YOUR OBJECTIVE:
Where the word "arrow" occurs in a line of the data, return the whole line.

[[ DATA LISTING open ]]

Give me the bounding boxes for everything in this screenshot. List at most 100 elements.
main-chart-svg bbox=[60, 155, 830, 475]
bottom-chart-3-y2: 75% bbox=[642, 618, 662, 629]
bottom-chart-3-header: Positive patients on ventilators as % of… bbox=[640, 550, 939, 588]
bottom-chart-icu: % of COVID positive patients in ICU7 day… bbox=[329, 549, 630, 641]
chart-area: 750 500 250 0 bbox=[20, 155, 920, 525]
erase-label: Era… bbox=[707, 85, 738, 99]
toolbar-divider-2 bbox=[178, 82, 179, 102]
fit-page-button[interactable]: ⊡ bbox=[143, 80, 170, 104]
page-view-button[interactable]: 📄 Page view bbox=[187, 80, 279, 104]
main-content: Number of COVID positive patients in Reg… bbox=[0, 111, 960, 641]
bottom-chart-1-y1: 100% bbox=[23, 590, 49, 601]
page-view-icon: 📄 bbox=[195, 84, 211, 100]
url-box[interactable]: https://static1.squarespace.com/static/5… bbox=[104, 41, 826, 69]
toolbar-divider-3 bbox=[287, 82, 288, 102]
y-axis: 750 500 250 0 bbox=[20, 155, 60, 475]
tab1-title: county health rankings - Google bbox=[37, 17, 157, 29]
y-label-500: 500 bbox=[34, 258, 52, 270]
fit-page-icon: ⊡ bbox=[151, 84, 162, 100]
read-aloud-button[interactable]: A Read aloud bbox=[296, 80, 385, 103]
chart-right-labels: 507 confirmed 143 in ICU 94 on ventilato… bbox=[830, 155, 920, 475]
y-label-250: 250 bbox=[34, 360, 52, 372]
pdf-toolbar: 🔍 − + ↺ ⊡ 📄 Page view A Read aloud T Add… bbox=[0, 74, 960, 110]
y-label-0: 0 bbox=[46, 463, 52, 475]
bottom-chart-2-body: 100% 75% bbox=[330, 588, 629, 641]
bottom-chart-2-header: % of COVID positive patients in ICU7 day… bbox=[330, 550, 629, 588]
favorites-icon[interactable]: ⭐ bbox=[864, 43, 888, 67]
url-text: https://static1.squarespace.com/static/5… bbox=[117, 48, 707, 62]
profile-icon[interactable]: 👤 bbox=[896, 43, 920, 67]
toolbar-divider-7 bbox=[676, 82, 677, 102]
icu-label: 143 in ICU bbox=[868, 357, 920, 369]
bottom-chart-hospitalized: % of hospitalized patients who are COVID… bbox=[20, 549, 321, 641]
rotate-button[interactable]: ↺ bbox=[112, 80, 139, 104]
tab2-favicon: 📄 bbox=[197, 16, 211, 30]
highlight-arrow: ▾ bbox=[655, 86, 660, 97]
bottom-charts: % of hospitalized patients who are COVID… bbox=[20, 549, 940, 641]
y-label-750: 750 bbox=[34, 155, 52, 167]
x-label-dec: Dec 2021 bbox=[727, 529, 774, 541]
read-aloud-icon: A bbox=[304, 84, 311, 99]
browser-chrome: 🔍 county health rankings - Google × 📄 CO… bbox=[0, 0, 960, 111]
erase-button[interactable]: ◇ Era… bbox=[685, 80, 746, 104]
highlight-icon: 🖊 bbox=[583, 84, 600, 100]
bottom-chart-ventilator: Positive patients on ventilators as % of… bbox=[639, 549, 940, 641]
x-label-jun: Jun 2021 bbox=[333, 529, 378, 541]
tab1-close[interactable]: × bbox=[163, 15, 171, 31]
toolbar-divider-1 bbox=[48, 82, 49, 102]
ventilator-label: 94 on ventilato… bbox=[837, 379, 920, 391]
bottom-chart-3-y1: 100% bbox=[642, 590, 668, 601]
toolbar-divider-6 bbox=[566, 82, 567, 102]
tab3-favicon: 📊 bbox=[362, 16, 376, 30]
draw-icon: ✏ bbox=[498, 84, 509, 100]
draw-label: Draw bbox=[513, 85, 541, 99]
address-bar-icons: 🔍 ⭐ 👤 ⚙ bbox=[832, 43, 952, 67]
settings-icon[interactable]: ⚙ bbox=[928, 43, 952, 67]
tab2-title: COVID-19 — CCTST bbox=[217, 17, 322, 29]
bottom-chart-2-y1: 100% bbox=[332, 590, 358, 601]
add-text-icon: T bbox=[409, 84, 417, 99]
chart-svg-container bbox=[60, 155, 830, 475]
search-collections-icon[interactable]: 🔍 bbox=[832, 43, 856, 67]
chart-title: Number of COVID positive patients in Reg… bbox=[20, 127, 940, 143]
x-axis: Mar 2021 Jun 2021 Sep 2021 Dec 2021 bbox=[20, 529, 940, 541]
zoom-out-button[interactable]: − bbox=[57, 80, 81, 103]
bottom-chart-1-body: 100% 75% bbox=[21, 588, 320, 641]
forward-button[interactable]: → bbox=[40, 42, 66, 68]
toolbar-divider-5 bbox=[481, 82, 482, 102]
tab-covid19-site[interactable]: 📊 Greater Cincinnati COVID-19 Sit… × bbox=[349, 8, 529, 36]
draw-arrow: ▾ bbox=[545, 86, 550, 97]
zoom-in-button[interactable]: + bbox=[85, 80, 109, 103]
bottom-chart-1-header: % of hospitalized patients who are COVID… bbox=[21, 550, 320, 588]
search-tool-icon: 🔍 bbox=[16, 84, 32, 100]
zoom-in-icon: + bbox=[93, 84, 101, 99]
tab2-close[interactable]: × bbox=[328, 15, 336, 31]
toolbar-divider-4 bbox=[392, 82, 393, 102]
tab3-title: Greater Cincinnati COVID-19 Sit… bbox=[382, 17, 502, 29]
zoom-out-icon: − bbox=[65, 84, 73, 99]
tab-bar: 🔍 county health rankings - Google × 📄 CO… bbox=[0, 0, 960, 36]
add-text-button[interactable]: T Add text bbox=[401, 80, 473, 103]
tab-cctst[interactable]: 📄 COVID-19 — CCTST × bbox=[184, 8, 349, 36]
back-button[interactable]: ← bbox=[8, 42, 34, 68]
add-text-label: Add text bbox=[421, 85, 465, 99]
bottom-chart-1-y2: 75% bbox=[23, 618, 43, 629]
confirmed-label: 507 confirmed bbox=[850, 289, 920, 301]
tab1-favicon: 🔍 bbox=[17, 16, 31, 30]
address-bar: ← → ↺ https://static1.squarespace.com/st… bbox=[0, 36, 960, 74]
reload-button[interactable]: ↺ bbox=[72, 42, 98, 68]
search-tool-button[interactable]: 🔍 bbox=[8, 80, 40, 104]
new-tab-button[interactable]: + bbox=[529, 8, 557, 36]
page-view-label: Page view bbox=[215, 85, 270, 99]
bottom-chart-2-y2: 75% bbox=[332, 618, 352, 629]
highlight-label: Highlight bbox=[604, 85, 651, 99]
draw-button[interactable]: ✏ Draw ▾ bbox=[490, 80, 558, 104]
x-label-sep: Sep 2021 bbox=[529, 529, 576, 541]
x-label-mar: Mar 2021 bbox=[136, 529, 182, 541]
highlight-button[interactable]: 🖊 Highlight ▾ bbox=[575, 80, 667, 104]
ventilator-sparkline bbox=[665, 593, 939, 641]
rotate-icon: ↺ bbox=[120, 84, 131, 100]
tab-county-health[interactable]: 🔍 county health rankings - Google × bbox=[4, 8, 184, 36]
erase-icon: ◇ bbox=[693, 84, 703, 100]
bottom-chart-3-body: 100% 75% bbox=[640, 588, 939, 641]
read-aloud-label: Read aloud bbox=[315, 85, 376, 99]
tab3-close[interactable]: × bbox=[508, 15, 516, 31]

[[ DATA LISTING closed ]]

RESULT:
highlight-arrow: ▾ bbox=[655, 86, 660, 97]
draw-arrow: ▾ bbox=[545, 86, 550, 97]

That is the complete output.